>>>

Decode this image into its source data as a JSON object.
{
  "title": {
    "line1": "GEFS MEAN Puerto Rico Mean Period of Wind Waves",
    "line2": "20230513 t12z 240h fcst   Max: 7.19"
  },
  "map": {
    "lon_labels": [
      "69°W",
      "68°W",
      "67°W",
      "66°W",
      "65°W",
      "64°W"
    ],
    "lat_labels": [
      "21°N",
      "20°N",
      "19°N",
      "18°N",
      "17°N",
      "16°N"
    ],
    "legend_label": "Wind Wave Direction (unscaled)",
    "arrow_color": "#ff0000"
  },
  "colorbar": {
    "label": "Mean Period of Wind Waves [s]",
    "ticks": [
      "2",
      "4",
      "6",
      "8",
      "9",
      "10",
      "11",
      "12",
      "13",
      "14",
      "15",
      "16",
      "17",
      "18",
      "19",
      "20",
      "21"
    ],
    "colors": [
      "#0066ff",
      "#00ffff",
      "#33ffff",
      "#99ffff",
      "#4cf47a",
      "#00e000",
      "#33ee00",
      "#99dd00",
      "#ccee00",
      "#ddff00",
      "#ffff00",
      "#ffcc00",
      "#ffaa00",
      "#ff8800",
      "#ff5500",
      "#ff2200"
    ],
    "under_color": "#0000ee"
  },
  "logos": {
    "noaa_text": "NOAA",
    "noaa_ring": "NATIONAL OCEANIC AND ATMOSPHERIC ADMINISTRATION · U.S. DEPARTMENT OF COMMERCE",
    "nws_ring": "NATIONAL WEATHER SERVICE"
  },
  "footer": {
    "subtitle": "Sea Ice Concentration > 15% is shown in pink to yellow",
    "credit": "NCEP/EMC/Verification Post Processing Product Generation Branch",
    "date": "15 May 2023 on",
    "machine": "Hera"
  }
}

<<<

- THE TASK
Using the entries above, please restate each one word for word.

- FULL ANSWER
Decode this image into its source data as a JSON object.
{
  "title": {
    "line1": "GEFS MEAN Puerto Rico Mean Period of Wind Waves",
    "line2": "20230513 t12z 240h fcst   Max: 7.19"
  },
  "map": {
    "lon_labels": [
      "69°W",
      "68°W",
      "67°W",
      "66°W",
      "65°W",
      "64°W"
    ],
    "lat_labels": [
      "21°N",
      "20°N",
      "19°N",
      "18°N",
      "17°N",
      "16°N"
    ],
    "legend_label": "Wind Wave Direction (unscaled)",
    "arrow_color": "#ff0000"
  },
  "colorbar": {
    "label": "Mean Period of Wind Waves [s]",
    "ticks": [
      "2",
      "4",
      "6",
      "8",
      "9",
      "10",
      "11",
      "12",
      "13",
      "14",
      "15",
      "16",
      "17",
      "18",
      "19",
      "20",
      "21"
    ],
    "colors": [
      "#0066ff",
      "#00ffff",
      "#33ffff",
      "#99ffff",
      "#4cf47a",
      "#00e000",
      "#33ee00",
      "#99dd00",
      "#ccee00",
      "#ddff00",
      "#ffff00",
      "#ffcc00",
      "#ffaa00",
      "#ff8800",
      "#ff5500",
      "#ff2200"
    ],
    "under_color": "#0000ee"
  },
  "logos": {
    "noaa_text": "NOAA",
    "noaa_ring": "NATIONAL OCEANIC AND ATMOSPHERIC ADMINISTRATION · U.S. DEPARTMENT OF COMMERCE",
    "nws_ring": "NATIONAL WEATHER SERVICE"
  },
  "footer": {
    "subtitle": "Sea Ice Concentration > 15% is shown in pink to yellow",
    "credit": "NCEP/EMC/Verification Post Processing Product Generation Branch",
    "date": "15 May 2023 on",
    "machine": "Hera"
  }
}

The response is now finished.